[Data excerpts]
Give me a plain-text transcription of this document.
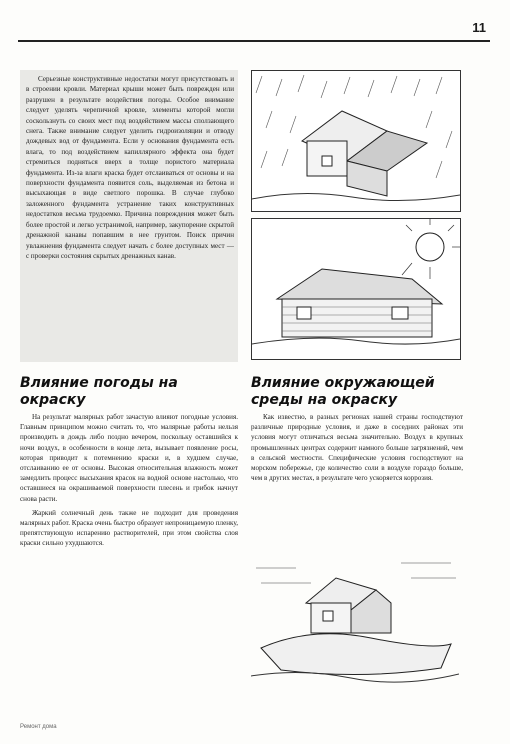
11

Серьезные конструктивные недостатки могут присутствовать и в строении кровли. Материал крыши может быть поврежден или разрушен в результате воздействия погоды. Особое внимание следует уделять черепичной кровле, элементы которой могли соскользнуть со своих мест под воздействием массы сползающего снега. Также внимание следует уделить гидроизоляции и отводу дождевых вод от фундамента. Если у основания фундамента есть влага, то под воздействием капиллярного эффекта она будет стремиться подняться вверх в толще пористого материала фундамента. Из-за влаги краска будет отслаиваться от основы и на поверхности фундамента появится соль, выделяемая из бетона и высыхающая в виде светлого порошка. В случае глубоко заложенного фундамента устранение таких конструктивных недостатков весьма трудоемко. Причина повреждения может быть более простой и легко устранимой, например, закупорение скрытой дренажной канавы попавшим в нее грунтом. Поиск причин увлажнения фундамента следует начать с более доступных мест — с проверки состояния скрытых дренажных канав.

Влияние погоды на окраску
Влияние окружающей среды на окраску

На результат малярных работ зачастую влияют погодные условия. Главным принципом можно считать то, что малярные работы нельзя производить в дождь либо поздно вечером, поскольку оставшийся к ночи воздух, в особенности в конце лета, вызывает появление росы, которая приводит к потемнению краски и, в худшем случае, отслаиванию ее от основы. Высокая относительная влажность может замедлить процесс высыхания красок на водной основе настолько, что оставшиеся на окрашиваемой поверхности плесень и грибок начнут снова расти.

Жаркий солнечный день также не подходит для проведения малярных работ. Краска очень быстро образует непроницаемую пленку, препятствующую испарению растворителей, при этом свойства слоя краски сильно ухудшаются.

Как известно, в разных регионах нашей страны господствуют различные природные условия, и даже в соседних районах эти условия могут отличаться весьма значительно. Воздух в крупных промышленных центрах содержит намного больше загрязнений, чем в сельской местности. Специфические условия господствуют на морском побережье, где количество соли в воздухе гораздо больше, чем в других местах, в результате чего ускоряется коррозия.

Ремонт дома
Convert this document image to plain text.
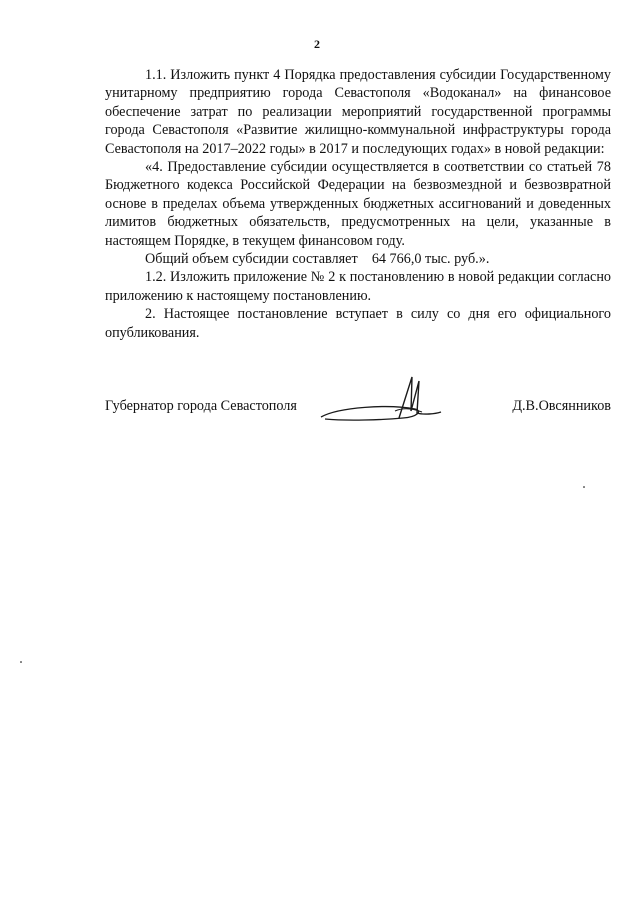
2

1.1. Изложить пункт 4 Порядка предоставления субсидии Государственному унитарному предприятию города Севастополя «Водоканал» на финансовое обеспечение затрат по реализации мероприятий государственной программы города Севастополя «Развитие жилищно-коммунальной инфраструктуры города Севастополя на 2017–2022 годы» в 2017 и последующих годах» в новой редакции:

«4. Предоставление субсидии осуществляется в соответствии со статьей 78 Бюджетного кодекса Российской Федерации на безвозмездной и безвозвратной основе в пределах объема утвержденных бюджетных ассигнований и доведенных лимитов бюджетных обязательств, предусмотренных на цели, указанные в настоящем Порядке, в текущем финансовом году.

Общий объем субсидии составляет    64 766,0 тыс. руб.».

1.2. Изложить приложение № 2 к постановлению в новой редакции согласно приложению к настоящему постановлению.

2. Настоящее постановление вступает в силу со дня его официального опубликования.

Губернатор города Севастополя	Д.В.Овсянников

# Task directions
Skipping the pictures, transcribe each line above exactly as it appears.

# Response below
Give me a plain-text transcription of this document.
11

Серьезные конструктивные недостатки могут присутствовать и в строении кровли. Материал крыши может быть поврежден или разрушен в результате воздействия погоды. Особое внимание следует уделять черепичной кровле, элементы которой могли соскользнуть со своих мест под воздействием массы сползающего снега. Также внимание следует уделить гидроизоляции и отводу дождевых вод от фундамента. Если у основания фундамента есть влага, то под воздействием капиллярного эффекта она будет стремиться подняться вверх в толще пористого материала фундамента. Из-за влаги краска будет отслаиваться от основы и на поверхности фундамента появится соль, выделяемая из бетона и высыхающая в виде светлого порошка. В случае глубоко заложенного фундамента устранение таких конструктивных недостатков весьма трудоемко. Причина повреждения может быть более простой и легко устранимой, например, закупорение скрытой дренажной канавы попавшим в нее грунтом. Поиск причин увлажнения фундамента следует начать с более доступных мест — с проверки состояния скрытых дренажных канав.

Влияние погоды на окраску
Влияние окружающей среды на окраску

На результат малярных работ зачастую влияют погодные условия. Главным принципом можно считать то, что малярные работы нельзя производить в дождь либо поздно вечером, поскольку оставшийся к ночи воздух, в особенности в конце лета, вызывает появление росы, которая приводит к потемнению краски и, в худшем случае, отслаиванию ее от основы. Высокая относительная влажность может замедлить процесс высыхания красок на водной основе настолько, что оставшиеся на окрашиваемой поверхности плесень и грибок начнут снова расти.

Жаркий солнечный день также не подходит для проведения малярных работ. Краска очень быстро образует непроницаемую пленку, препятствующую испарению растворителей, при этом свойства слоя краски сильно ухудшаются.

Как известно, в разных регионах нашей страны господствуют различные природные условия, и даже в соседних районах эти условия могут отличаться весьма значительно. Воздух в крупных промышленных центрах содержит намного больше загрязнений, чем в сельской местности. Специфические условия господствуют на морском побережье, где количество соли в воздухе гораздо больше, чем в других местах, в результате чего ускоряется коррозия.

Ремонт дома
Convert this document image to plain text.
2

1.1. Изложить пункт 4 Порядка предоставления субсидии Государственному унитарному предприятию города Севастополя «Водоканал» на финансовое обеспечение затрат по реализации мероприятий государственной программы города Севастополя «Развитие жилищно-коммунальной инфраструктуры города Севастополя на 2017–2022 годы» в 2017 и последующих годах» в новой редакции:

«4. Предоставление субсидии осуществляется в соответствии со статьей 78 Бюджетного кодекса Российской Федерации на безвозмездной и безвозвратной основе в пределах объема утвержденных бюджетных ассигнований и доведенных лимитов бюджетных обязательств, предусмотренных на цели, указанные в настоящем Порядке, в текущем финансовом году.

Общий объем субсидии составляет    64 766,0 тыс. руб.».

1.2. Изложить приложение № 2 к постановлению в новой редакции согласно приложению к настоящему постановлению.

2. Настоящее постановление вступает в силу со дня его официального опубликования.

Губернатор города Севастополя	Д.В.Овсянников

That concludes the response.